— START —
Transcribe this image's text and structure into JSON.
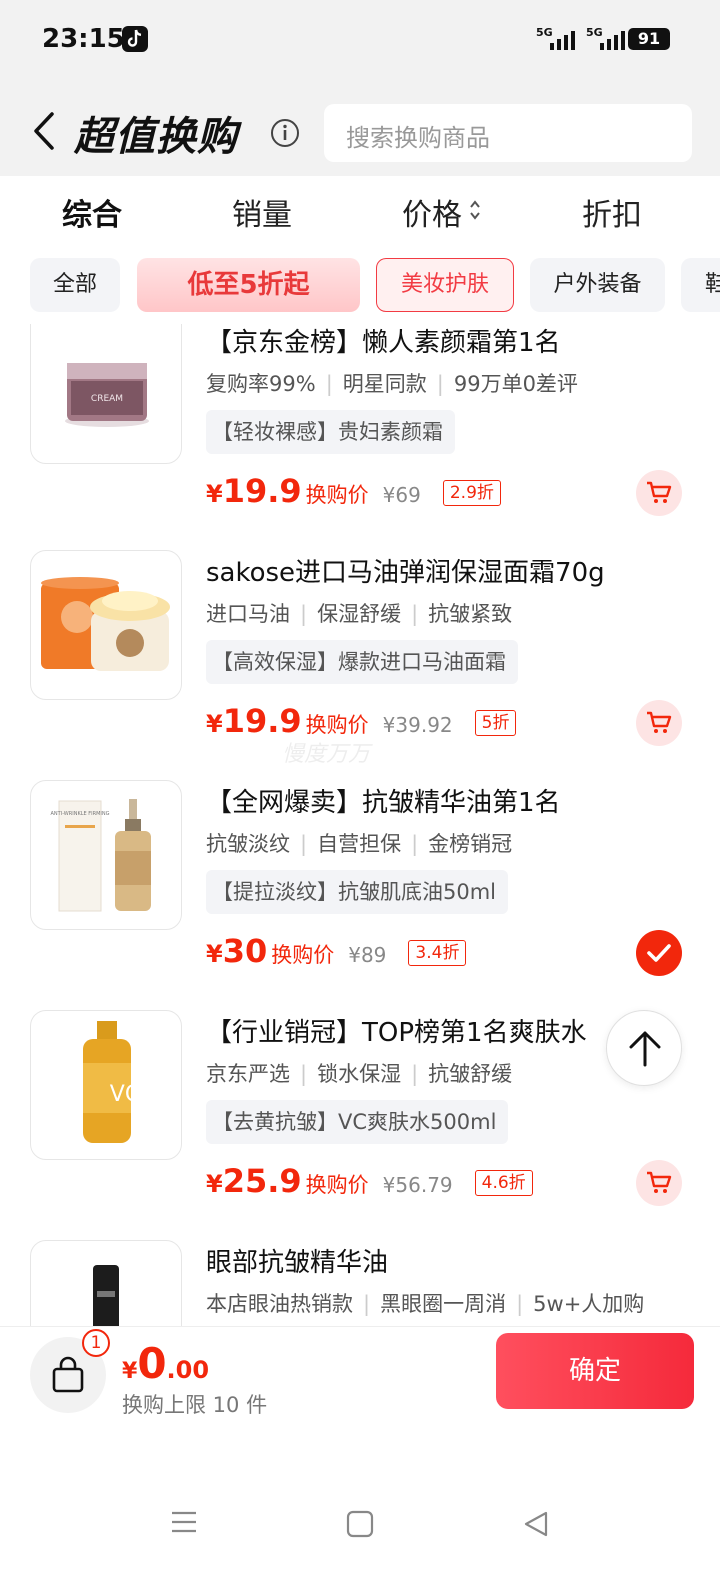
{
  "status": {
    "time": "23:15",
    "net1": "5G",
    "net2": "5G",
    "battery": "91"
  },
  "header": {
    "title": "超值换购",
    "search_placeholder": "搜索换购商品"
  },
  "sort": {
    "items": [
      "综合",
      "销量",
      "价格",
      "折扣"
    ]
  },
  "chips": [
    "全部",
    "低至5折起",
    "美妆护肤",
    "户外装备",
    "鞋"
  ],
  "products": [
    {
      "title": "【京东金榜】懒人素颜霜第1名",
      "tags": [
        "复购率99%",
        "明星同款",
        "99万单0差评"
      ],
      "promo": "【轻妆裸感】贵妇素颜霜",
      "price": "19.9",
      "price_label": "换购价",
      "original": "¥69",
      "discount": "2.9折",
      "selected": false,
      "thumb_text": "CREAM"
    },
    {
      "title": "sakose进口马油弹润保湿面霜70g",
      "tags": [
        "进口马油",
        "保湿舒缓",
        "抗皱紧致"
      ],
      "promo": "【高效保湿】爆款进口马油面霜",
      "price": "19.9",
      "price_label": "换购价",
      "original": "¥39.92",
      "discount": "5折",
      "selected": false,
      "thumb_text": ""
    },
    {
      "title": "【全网爆卖】抗皱精华油第1名",
      "tags": [
        "抗皱淡纹",
        "自营担保",
        "金榜销冠"
      ],
      "promo": "【提拉淡纹】抗皱肌底油50ml",
      "price": "30",
      "price_label": "换购价",
      "original": "¥89",
      "discount": "3.4折",
      "selected": true,
      "thumb_text": "ANTI-WRINKLE FIRMING"
    },
    {
      "title": "【行业销冠】TOP榜第1名爽肤水",
      "tags": [
        "京东严选",
        "锁水保湿",
        "抗皱舒缓"
      ],
      "promo": "【去黄抗皱】VC爽肤水500ml",
      "price": "25.9",
      "price_label": "换购价",
      "original": "¥56.79",
      "discount": "4.6折",
      "selected": false,
      "thumb_text": "VC"
    },
    {
      "title": "眼部抗皱精华油",
      "tags": [
        "本店眼油热销款",
        "黑眼圈一周消",
        "5w+人加购"
      ],
      "promo": "",
      "price": "",
      "price_label": "",
      "original": "",
      "discount": "",
      "selected": false,
      "thumb_text": ""
    }
  ],
  "watermark": "慢度万万",
  "footer": {
    "badge": "1",
    "currency": "¥",
    "total_int": "0",
    "total_dec": ".00",
    "limit": "换购上限 10 件",
    "confirm": "确定"
  },
  "colors": {
    "accent": "#f2270c",
    "confirm": "#f52a3b",
    "chip_selected": "#f23b43"
  },
  "icons": [
    "back-icon",
    "info-icon",
    "sort-arrows-icon",
    "cart-icon",
    "check-icon",
    "arrow-up-icon",
    "shopping-bag-icon",
    "menu-icon",
    "home-icon",
    "back-nav-icon"
  ]
}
— END —
• [Task goal]:
Your copy should hold every record word for word and none of the pictures.

• [Solved problem]:
Transcribe this image's text and structure into JSON.
{
  "status": {
    "time": "23:15",
    "net1": "5G",
    "net2": "5G",
    "battery": "91"
  },
  "header": {
    "title": "超值换购",
    "search_placeholder": "搜索换购商品"
  },
  "sort": {
    "items": [
      "综合",
      "销量",
      "价格",
      "折扣"
    ]
  },
  "chips": [
    "全部",
    "低至5折起",
    "美妆护肤",
    "户外装备",
    "鞋"
  ],
  "products": [
    {
      "title": "【京东金榜】懒人素颜霜第1名",
      "tags": [
        "复购率99%",
        "明星同款",
        "99万单0差评"
      ],
      "promo": "【轻妆裸感】贵妇素颜霜",
      "price": "19.9",
      "price_label": "换购价",
      "original": "¥69",
      "discount": "2.9折",
      "selected": false,
      "thumb_text": "CREAM"
    },
    {
      "title": "sakose进口马油弹润保湿面霜70g",
      "tags": [
        "进口马油",
        "保湿舒缓",
        "抗皱紧致"
      ],
      "promo": "【高效保湿】爆款进口马油面霜",
      "price": "19.9",
      "price_label": "换购价",
      "original": "¥39.92",
      "discount": "5折",
      "selected": false,
      "thumb_text": ""
    },
    {
      "title": "【全网爆卖】抗皱精华油第1名",
      "tags": [
        "抗皱淡纹",
        "自营担保",
        "金榜销冠"
      ],
      "promo": "【提拉淡纹】抗皱肌底油50ml",
      "price": "30",
      "price_label": "换购价",
      "original": "¥89",
      "discount": "3.4折",
      "selected": true,
      "thumb_text": "ANTI-WRINKLE FIRMING"
    },
    {
      "title": "【行业销冠】TOP榜第1名爽肤水",
      "tags": [
        "京东严选",
        "锁水保湿",
        "抗皱舒缓"
      ],
      "promo": "【去黄抗皱】VC爽肤水500ml",
      "price": "25.9",
      "price_label": "换购价",
      "original": "¥56.79",
      "discount": "4.6折",
      "selected": false,
      "thumb_text": "VC"
    },
    {
      "title": "眼部抗皱精华油",
      "tags": [
        "本店眼油热销款",
        "黑眼圈一周消",
        "5w+人加购"
      ],
      "promo": "",
      "price": "",
      "price_label": "",
      "original": "",
      "discount": "",
      "selected": false,
      "thumb_text": ""
    }
  ],
  "watermark": "慢度万万",
  "footer": {
    "badge": "1",
    "currency": "¥",
    "total_int": "0",
    "total_dec": ".00",
    "limit": "换购上限 10 件",
    "confirm": "确定"
  },
  "colors": {
    "accent": "#f2270c",
    "confirm": "#f52a3b",
    "chip_selected": "#f23b43"
  },
  "icons": [
    "back-icon",
    "info-icon",
    "sort-arrows-icon",
    "cart-icon",
    "check-icon",
    "arrow-up-icon",
    "shopping-bag-icon",
    "menu-icon",
    "home-icon",
    "back-nav-icon"
  ]
}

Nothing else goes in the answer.